Listed entries →
________________

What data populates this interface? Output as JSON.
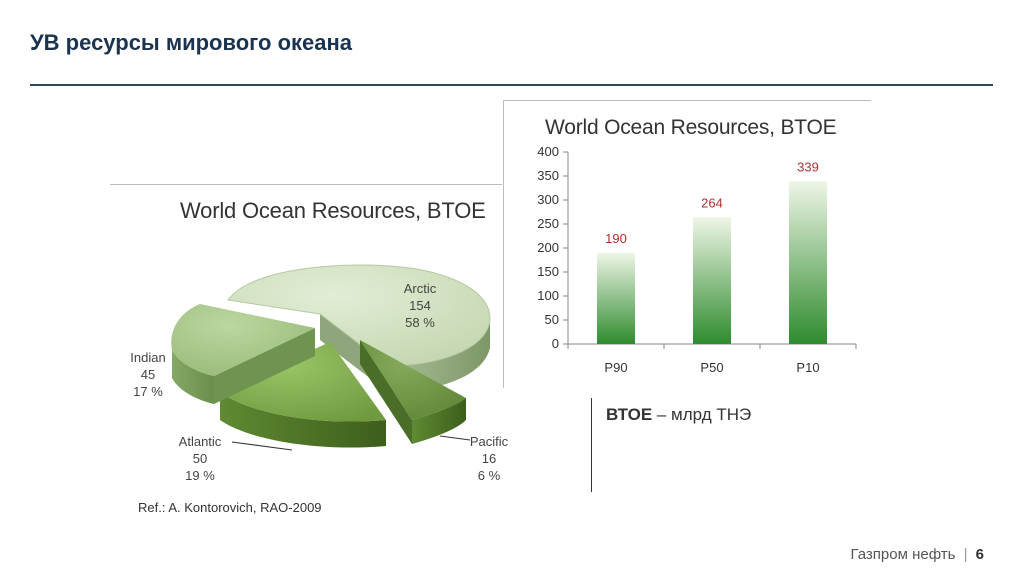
{
  "page": {
    "title": "УВ ресурсы мирового океана",
    "ref": "Ref.: A. Kontorovich, RAO-2009",
    "note_bold": "ВТОЕ",
    "note_rest": " – млрд ТНЭ",
    "footer_company": "Газпром нефть",
    "footer_separator": "|",
    "footer_page": "6"
  },
  "chart_data": [
    {
      "type": "pie",
      "title": "World Ocean Resources, BTOE",
      "slices": [
        {
          "label": "Arctic",
          "value": 154,
          "percent": "58 %",
          "color": "#cfe0bf"
        },
        {
          "label": "Pacific",
          "value": 16,
          "percent": "6 %",
          "color": "#6f9440"
        },
        {
          "label": "Atlantic",
          "value": 50,
          "percent": "19 %",
          "color": "#7faa4e"
        },
        {
          "label": "Indian",
          "value": 45,
          "percent": "17 %",
          "color": "#a9c98a"
        }
      ]
    },
    {
      "type": "bar",
      "title": "World Ocean Resources, BTOE",
      "categories": [
        "P90",
        "P50",
        "P10"
      ],
      "values": [
        190,
        264,
        339
      ],
      "ylim": [
        0,
        400
      ],
      "yticks": [
        0,
        50,
        100,
        150,
        200,
        250,
        300,
        350,
        400
      ],
      "bar_color_top": "#eef5e6",
      "bar_color_bottom": "#2e8b2e",
      "label_color": "#b03030"
    }
  ]
}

________________

Exercise directions → Copy whichever lines in the listing above contain the word "percent".

Finished answer →
          "percent": "58 %",
          "percent": "6 %",
          "percent": "19 %",
          "percent": "17 %",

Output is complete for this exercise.